Material for this task

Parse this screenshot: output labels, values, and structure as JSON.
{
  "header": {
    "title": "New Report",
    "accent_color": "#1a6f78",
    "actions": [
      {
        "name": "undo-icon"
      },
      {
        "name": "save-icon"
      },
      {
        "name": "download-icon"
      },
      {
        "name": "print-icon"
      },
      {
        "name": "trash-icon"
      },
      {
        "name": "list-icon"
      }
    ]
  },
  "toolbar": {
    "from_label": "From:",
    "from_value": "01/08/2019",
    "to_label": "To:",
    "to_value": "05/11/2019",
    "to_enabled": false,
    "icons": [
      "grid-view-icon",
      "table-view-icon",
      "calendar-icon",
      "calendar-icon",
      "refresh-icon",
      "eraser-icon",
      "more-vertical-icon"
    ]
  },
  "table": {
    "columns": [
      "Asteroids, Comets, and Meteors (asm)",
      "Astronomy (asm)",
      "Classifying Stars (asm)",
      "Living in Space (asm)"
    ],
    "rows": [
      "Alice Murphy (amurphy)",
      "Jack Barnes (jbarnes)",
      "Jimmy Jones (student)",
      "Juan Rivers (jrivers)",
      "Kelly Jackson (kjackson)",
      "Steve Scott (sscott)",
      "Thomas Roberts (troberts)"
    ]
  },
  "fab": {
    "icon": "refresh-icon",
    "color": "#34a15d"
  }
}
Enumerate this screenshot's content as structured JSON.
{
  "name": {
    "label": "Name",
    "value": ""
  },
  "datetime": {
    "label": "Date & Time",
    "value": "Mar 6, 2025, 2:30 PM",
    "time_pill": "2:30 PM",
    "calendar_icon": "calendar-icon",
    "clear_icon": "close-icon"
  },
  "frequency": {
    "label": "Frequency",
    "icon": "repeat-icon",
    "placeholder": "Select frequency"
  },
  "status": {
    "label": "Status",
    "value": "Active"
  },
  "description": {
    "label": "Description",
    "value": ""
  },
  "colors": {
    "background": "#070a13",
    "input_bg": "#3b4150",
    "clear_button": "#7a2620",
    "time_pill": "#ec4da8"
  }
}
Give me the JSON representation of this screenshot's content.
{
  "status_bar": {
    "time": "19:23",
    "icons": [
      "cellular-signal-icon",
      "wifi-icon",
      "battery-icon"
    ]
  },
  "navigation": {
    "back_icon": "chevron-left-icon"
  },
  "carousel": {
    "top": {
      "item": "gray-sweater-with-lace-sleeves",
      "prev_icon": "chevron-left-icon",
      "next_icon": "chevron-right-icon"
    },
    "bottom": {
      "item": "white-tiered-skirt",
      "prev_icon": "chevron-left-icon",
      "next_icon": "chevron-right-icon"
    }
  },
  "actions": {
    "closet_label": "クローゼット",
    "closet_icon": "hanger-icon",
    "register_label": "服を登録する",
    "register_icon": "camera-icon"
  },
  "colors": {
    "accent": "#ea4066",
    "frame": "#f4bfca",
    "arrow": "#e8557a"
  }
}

Task brief
Quote exactly what appears from the line containing "Give me the" through the final line of the listing above, including both of those lines.

Written answer
Give me the JSON representation of this screenshot's content.
{
  "status_bar": {
    "time": "19:23",
    "icons": [
      "cellular-signal-icon",
      "wifi-icon",
      "battery-icon"
    ]
  },
  "navigation": {
    "back_icon": "chevron-left-icon"
  },
  "carousel": {
    "top": {
      "item": "gray-sweater-with-lace-sleeves",
      "prev_icon": "chevron-left-icon",
      "next_icon": "chevron-right-icon"
    },
    "bottom": {
      "item": "white-tiered-skirt",
      "prev_icon": "chevron-left-icon",
      "next_icon": "chevron-right-icon"
    }
  },
  "actions": {
    "closet_label": "クローゼット",
    "closet_icon": "hanger-icon",
    "register_label": "服を登録する",
    "register_icon": "camera-icon"
  },
  "colors": {
    "accent": "#ea4066",
    "frame": "#f4bfca",
    "arrow": "#e8557a"
  }
}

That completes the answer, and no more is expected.